* [GOAL]: Print all entries precisely as they are written.

-- DATASET RECORDS start --

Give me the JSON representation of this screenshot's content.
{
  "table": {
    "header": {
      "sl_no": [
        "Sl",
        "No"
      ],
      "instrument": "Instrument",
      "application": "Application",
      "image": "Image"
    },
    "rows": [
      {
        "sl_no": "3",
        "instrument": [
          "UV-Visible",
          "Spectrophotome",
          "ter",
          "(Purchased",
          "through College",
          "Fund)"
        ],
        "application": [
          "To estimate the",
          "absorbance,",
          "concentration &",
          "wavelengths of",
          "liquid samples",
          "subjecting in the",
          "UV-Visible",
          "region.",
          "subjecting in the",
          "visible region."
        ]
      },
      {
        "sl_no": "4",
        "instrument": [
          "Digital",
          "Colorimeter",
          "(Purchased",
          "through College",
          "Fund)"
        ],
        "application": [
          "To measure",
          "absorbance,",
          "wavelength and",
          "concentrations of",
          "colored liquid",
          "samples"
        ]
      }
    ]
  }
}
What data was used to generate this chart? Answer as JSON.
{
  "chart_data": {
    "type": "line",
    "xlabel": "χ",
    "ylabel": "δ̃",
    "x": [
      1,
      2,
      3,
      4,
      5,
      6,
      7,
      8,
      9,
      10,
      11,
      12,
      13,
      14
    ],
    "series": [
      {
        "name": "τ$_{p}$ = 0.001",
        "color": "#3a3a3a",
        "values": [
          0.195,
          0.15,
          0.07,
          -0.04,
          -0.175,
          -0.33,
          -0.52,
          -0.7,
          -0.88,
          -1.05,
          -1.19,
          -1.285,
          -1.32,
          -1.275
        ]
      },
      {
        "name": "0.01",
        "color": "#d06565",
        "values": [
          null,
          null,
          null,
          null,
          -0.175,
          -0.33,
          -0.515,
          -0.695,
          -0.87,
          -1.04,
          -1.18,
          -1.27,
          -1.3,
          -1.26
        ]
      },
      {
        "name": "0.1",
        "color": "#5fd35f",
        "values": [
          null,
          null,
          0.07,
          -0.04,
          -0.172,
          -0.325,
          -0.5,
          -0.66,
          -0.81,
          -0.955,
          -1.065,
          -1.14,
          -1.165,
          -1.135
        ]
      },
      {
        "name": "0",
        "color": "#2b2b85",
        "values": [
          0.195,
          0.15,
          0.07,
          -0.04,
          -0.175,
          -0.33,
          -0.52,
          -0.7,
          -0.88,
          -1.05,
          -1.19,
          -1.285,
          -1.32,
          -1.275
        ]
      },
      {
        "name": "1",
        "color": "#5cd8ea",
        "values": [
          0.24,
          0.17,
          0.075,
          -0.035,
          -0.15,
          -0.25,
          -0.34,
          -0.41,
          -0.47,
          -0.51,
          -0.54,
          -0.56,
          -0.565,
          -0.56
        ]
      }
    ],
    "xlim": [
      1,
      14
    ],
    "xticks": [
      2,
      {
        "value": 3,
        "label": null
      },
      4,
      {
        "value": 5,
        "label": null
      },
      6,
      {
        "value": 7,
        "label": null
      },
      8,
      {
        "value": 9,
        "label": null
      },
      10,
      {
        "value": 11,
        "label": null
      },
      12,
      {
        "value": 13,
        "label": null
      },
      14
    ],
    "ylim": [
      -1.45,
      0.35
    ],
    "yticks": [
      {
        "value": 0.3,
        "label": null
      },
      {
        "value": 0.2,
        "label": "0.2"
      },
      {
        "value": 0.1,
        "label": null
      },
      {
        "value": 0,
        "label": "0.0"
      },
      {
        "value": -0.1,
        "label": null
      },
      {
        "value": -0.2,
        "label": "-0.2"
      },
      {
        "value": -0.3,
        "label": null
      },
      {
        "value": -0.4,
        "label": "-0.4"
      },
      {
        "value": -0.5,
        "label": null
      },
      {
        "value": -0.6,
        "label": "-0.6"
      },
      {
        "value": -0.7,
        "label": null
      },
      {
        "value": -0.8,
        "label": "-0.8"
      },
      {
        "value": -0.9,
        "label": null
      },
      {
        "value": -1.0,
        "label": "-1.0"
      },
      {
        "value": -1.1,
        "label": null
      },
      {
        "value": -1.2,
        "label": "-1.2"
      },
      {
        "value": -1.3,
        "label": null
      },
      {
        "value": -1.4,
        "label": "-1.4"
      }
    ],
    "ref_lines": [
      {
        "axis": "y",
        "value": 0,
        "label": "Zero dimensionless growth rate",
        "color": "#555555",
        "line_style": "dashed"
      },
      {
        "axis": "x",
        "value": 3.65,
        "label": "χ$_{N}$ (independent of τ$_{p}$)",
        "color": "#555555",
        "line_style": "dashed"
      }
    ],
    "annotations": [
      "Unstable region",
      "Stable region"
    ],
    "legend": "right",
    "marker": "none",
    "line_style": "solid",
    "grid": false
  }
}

-- DATASET RECORDS end --

* [THE OUTPUT]:
Give me the JSON representation of this screenshot's content.
{
  "table": {
    "header": {
      "sl_no": [
        "Sl",
        "No"
      ],
      "instrument": "Instrument",
      "application": "Application",
      "image": "Image"
    },
    "rows": [
      {
        "sl_no": "3",
        "instrument": [
          "UV-Visible",
          "Spectrophotome",
          "ter",
          "(Purchased",
          "through College",
          "Fund)"
        ],
        "application": [
          "To estimate the",
          "absorbance,",
          "concentration &",
          "wavelengths of",
          "liquid samples",
          "subjecting in the",
          "UV-Visible",
          "region.",
          "subjecting in the",
          "visible region."
        ]
      },
      {
        "sl_no": "4",
        "instrument": [
          "Digital",
          "Colorimeter",
          "(Purchased",
          "through College",
          "Fund)"
        ],
        "application": [
          "To measure",
          "absorbance,",
          "wavelength and",
          "concentrations of",
          "colored liquid",
          "samples"
        ]
      }
    ]
  }
}
What data was used to generate this chart? Answer as JSON.
{
  "chart_data": {
    "type": "line",
    "xlabel": "χ",
    "ylabel": "δ̃",
    "x": [
      1,
      2,
      3,
      4,
      5,
      6,
      7,
      8,
      9,
      10,
      11,
      12,
      13,
      14
    ],
    "series": [
      {
        "name": "τ$_{p}$ = 0.001",
        "color": "#3a3a3a",
        "values": [
          0.195,
          0.15,
          0.07,
          -0.04,
          -0.175,
          -0.33,
          -0.52,
          -0.7,
          -0.88,
          -1.05,
          -1.19,
          -1.285,
          -1.32,
          -1.275
        ]
      },
      {
        "name": "0.01",
        "color": "#d06565",
        "values": [
          null,
          null,
          null,
          null,
          -0.175,
          -0.33,
          -0.515,
          -0.695,
          -0.87,
          -1.04,
          -1.18,
          -1.27,
          -1.3,
          -1.26
        ]
      },
      {
        "name": "0.1",
        "color": "#5fd35f",
        "values": [
          null,
          null,
          0.07,
          -0.04,
          -0.172,
          -0.325,
          -0.5,
          -0.66,
          -0.81,
          -0.955,
          -1.065,
          -1.14,
          -1.165,
          -1.135
        ]
      },
      {
        "name": "0",
        "color": "#2b2b85",
        "values": [
          0.195,
          0.15,
          0.07,
          -0.04,
          -0.175,
          -0.33,
          -0.52,
          -0.7,
          -0.88,
          -1.05,
          -1.19,
          -1.285,
          -1.32,
          -1.275
        ]
      },
      {
        "name": "1",
        "color": "#5cd8ea",
        "values": [
          0.24,
          0.17,
          0.075,
          -0.035,
          -0.15,
          -0.25,
          -0.34,
          -0.41,
          -0.47,
          -0.51,
          -0.54,
          -0.56,
          -0.565,
          -0.56
        ]
      }
    ],
    "xlim": [
      1,
      14
    ],
    "xticks": [
      2,
      {
        "value": 3,
        "label": null
      },
      4,
      {
        "value": 5,
        "label": null
      },
      6,
      {
        "value": 7,
        "label": null
      },
      8,
      {
        "value": 9,
        "label": null
      },
      10,
      {
        "value": 11,
        "label": null
      },
      12,
      {
        "value": 13,
        "label": null
      },
      14
    ],
    "ylim": [
      -1.45,
      0.35
    ],
    "yticks": [
      {
        "value": 0.3,
        "label": null
      },
      {
        "value": 0.2,
        "label": "0.2"
      },
      {
        "value": 0.1,
        "label": null
      },
      {
        "value": 0,
        "label": "0.0"
      },
      {
        "value": -0.1,
        "label": null
      },
      {
        "value": -0.2,
        "label": "-0.2"
      },
      {
        "value": -0.3,
        "label": null
      },
      {
        "value": -0.4,
        "label": "-0.4"
      },
      {
        "value": -0.5,
        "label": null
      },
      {
        "value": -0.6,
        "label": "-0.6"
      },
      {
        "value": -0.7,
        "label": null
      },
      {
        "value": -0.8,
        "label": "-0.8"
      },
      {
        "value": -0.9,
        "label": null
      },
      {
        "value": -1.0,
        "label": "-1.0"
      },
      {
        "value": -1.1,
        "label": null
      },
      {
        "value": -1.2,
        "label": "-1.2"
      },
      {
        "value": -1.3,
        "label": null
      },
      {
        "value": -1.4,
        "label": "-1.4"
      }
    ],
    "ref_lines": [
      {
        "axis": "y",
        "value": 0,
        "label": "Zero dimensionless growth rate",
        "color": "#555555",
        "line_style": "dashed"
      },
      {
        "axis": "x",
        "value": 3.65,
        "label": "χ$_{N}$ (independent of τ$_{p}$)",
        "color": "#555555",
        "line_style": "dashed"
      }
    ],
    "annotations": [
      "Unstable region",
      "Stable region"
    ],
    "legend": "right",
    "marker": "none",
    "line_style": "solid",
    "grid": false
  }
}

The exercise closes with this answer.